Can you output the material exactly as written, minus any pictures it holds?

Records →
-- Start --

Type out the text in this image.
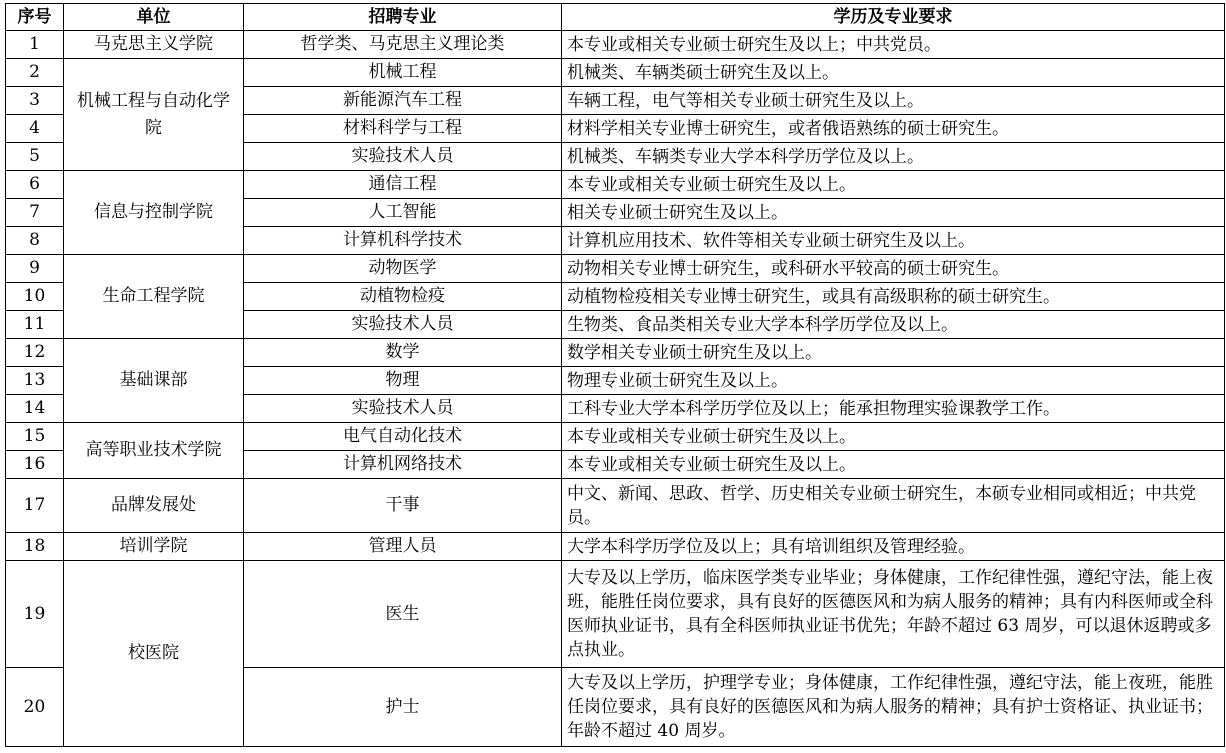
序号	单位	招聘专业	学历及专业要求
1	马克思主义学院	哲学类、马克思主义理论类	本专业或相关专业硕士研究生及以上；中共党员。
2	机械工程与自动化学院	机械工程	机械类、车辆类硕士研究生及以上。
3		新能源汽车工程	车辆工程，电气等相关专业硕士研究生及以上。
4		材料科学与工程	材料学相关专业博士研究生，或者俄语熟练的硕士研究生。
5		实验技术人员	机械类、车辆类专业大学本科学历学位及以上。
6	信息与控制学院	通信工程	本专业或相关专业硕士研究生及以上。
7		人工智能	相关专业硕士研究生及以上。
8		计算机科学技术	计算机应用技术、软件等相关专业硕士研究生及以上。
9	生命工程学院	动物医学	动物相关专业博士研究生，或科研水平较高的硕士研究生。
10		动植物检疫	动植物检疫相关专业博士研究生，或具有高级职称的硕士研究生。
11		实验技术人员	生物类、食品类相关专业大学本科学历学位及以上。
12	基础课部	数学	数学相关专业硕士研究生及以上。
13		物理	物理专业硕士研究生及以上。
14		实验技术人员	工科专业大学本科学历学位及以上；能承担物理实验课教学工作。
15	高等职业技术学院	电气自动化技术	本专业或相关专业硕士研究生及以上。
16		计算机网络技术	本专业或相关专业硕士研究生及以上。
17	品牌发展处	干事	中文、新闻、思政、哲学、历史相关专业硕士研究生，本硕专业相同或相近；中共党员。
18	培训学院	管理人员	大学本科学历学位及以上；具有培训组织及管理经验。
19	校医院	医生	大专及以上学历，临床医学类专业毕业；身体健康，工作纪律性强，遵纪守法，能上夜班，能胜任岗位要求，具有良好的医德医风和为病人服务的精神；具有内科医师或全科医师执业证书，具有全科医师执业证书优先；年龄不超过 63 周岁，可以退休返聘或多点执业。
20		护士	大专及以上学历，护理学专业；身体健康，工作纪律性强，遵纪守法，能上夜班，能胜任岗位要求，具有良好的医德医风和为病人服务的精神；具有护士资格证、执业证书；年龄不超过 40 周岁。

-- End --

TASK OUTPUT →
Type out the text in this image.
序号	单位	招聘专业	学历及专业要求
1	马克思主义学院	哲学类、马克思主义理论类	本专业或相关专业硕士研究生及以上；中共党员。
2	机械工程与自动化学院	机械工程	机械类、车辆类硕士研究生及以上。
3		新能源汽车工程	车辆工程，电气等相关专业硕士研究生及以上。
4		材料科学与工程	材料学相关专业博士研究生，或者俄语熟练的硕士研究生。
5		实验技术人员	机械类、车辆类专业大学本科学历学位及以上。
6	信息与控制学院	通信工程	本专业或相关专业硕士研究生及以上。
7		人工智能	相关专业硕士研究生及以上。
8		计算机科学技术	计算机应用技术、软件等相关专业硕士研究生及以上。
9	生命工程学院	动物医学	动物相关专业博士研究生，或科研水平较高的硕士研究生。
10		动植物检疫	动植物检疫相关专业博士研究生，或具有高级职称的硕士研究生。
11		实验技术人员	生物类、食品类相关专业大学本科学历学位及以上。
12	基础课部	数学	数学相关专业硕士研究生及以上。
13		物理	物理专业硕士研究生及以上。
14		实验技术人员	工科专业大学本科学历学位及以上；能承担物理实验课教学工作。
15	高等职业技术学院	电气自动化技术	本专业或相关专业硕士研究生及以上。
16		计算机网络技术	本专业或相关专业硕士研究生及以上。
17	品牌发展处	干事	中文、新闻、思政、哲学、历史相关专业硕士研究生，本硕专业相同或相近；中共党员。
18	培训学院	管理人员	大学本科学历学位及以上；具有培训组织及管理经验。
19	校医院	医生	大专及以上学历，临床医学类专业毕业；身体健康，工作纪律性强，遵纪守法，能上夜班，能胜任岗位要求，具有良好的医德医风和为病人服务的精神；具有内科医师或全科医师执业证书，具有全科医师执业证书优先；年龄不超过 63 周岁，可以退休返聘或多点执业。
20		护士	大专及以上学历，护理学专业；身体健康，工作纪律性强，遵纪守法，能上夜班，能胜任岗位要求，具有良好的医德医风和为病人服务的精神；具有护士资格证、执业证书；年龄不超过 40 周岁。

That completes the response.